__MATERIAL SUPPLIED__.
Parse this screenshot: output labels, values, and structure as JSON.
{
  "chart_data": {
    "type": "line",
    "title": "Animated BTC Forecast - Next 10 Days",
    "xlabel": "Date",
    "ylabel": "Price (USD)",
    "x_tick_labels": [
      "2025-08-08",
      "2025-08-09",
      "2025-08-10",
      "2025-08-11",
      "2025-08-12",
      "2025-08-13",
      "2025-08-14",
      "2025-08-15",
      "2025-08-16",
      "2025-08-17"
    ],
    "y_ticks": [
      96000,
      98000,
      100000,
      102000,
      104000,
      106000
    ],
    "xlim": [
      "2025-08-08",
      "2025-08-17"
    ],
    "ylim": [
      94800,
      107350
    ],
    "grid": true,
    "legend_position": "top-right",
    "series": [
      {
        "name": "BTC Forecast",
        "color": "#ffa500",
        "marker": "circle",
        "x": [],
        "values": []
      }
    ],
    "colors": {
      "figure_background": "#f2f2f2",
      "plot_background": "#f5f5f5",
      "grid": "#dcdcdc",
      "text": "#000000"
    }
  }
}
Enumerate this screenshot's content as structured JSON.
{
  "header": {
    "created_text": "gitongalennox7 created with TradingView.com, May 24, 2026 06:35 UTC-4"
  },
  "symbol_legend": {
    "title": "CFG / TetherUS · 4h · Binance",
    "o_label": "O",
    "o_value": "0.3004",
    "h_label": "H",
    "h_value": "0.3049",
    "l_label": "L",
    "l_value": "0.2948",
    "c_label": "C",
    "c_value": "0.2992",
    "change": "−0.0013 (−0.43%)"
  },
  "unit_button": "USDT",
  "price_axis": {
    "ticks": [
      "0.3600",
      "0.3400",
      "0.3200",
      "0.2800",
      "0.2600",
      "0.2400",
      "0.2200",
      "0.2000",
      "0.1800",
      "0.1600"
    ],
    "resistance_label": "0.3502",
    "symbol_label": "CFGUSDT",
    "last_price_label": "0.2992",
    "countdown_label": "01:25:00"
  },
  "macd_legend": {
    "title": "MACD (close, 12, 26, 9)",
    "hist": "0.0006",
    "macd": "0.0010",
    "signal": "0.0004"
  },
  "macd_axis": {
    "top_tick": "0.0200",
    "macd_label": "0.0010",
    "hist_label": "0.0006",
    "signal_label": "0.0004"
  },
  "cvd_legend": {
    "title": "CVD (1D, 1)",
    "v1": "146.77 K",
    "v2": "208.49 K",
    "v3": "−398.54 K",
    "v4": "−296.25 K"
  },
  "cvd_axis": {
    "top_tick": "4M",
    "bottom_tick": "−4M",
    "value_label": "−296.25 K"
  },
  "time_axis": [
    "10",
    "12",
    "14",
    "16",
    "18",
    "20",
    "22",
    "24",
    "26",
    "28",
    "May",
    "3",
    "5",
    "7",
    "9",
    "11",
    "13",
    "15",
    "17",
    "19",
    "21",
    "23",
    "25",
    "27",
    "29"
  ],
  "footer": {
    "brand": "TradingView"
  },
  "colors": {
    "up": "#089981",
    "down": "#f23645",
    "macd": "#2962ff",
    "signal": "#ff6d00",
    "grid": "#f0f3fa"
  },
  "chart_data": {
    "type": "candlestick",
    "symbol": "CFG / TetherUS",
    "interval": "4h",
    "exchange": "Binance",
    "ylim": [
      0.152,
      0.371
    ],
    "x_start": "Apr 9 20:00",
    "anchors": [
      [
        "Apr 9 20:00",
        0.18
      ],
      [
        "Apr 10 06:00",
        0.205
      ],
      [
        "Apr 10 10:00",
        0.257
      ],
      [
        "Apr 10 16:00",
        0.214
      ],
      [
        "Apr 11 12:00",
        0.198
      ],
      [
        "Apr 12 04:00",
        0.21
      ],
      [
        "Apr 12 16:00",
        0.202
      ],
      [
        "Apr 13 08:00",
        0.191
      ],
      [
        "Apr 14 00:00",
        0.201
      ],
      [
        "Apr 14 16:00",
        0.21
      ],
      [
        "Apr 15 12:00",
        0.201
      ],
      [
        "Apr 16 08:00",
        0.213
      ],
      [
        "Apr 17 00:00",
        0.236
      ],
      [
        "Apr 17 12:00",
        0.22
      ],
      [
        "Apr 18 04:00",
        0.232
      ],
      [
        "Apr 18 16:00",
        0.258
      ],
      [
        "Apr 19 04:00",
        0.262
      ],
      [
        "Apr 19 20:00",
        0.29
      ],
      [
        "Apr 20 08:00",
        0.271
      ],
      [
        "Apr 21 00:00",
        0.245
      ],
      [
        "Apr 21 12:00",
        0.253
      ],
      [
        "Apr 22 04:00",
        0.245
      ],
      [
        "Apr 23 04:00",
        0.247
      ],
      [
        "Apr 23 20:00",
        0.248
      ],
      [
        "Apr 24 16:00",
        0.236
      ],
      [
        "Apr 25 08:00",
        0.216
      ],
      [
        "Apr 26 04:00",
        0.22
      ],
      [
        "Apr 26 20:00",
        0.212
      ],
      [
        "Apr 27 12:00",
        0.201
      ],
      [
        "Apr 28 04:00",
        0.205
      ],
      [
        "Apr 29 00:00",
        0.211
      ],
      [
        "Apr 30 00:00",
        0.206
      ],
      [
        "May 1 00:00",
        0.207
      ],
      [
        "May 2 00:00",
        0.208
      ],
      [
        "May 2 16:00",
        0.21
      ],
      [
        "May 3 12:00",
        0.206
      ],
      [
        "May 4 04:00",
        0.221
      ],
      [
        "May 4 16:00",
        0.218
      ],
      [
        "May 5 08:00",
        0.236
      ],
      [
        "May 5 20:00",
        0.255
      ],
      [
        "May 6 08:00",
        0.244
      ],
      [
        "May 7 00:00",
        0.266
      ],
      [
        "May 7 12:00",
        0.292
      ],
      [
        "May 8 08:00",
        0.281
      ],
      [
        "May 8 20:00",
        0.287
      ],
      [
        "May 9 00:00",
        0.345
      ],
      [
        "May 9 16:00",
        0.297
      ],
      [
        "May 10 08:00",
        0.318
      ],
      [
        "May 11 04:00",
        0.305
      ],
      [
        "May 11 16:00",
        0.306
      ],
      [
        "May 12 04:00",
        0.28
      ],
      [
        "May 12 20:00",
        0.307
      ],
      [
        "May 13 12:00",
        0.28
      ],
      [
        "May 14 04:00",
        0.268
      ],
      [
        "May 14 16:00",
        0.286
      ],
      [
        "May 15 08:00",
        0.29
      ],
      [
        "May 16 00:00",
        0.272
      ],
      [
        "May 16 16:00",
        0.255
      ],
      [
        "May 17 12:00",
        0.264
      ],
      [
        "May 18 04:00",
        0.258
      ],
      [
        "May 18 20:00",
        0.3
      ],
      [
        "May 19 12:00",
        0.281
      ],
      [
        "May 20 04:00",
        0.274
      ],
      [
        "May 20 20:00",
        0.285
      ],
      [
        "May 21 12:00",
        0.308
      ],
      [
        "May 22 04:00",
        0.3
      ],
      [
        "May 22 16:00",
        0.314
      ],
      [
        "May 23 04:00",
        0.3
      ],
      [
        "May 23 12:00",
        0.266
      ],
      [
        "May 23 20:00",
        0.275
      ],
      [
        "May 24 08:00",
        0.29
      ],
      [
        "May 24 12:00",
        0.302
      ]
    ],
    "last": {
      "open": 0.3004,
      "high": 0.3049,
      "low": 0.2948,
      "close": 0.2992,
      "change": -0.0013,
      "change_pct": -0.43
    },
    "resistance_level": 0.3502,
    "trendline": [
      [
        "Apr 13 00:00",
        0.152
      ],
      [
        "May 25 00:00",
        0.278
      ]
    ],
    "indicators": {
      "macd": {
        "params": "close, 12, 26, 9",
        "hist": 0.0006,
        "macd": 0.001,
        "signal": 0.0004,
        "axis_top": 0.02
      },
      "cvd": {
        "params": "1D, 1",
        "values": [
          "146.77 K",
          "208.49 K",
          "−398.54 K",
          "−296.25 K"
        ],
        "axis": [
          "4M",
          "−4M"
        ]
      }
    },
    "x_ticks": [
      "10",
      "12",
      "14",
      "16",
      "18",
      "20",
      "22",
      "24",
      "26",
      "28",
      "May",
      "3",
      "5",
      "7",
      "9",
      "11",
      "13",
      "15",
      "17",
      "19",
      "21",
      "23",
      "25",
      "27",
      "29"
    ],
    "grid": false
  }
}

__WORK TO BE COMPLETED__. Filter the listing above by the word "TradingView"; copy each line that passes.

__RESPONSE FOR THIS EXERCISE__.
    "created_text": "gitongalennox7 created with TradingView.com, May 24, 2026 06:35 UTC-4"
    "brand": "TradingView"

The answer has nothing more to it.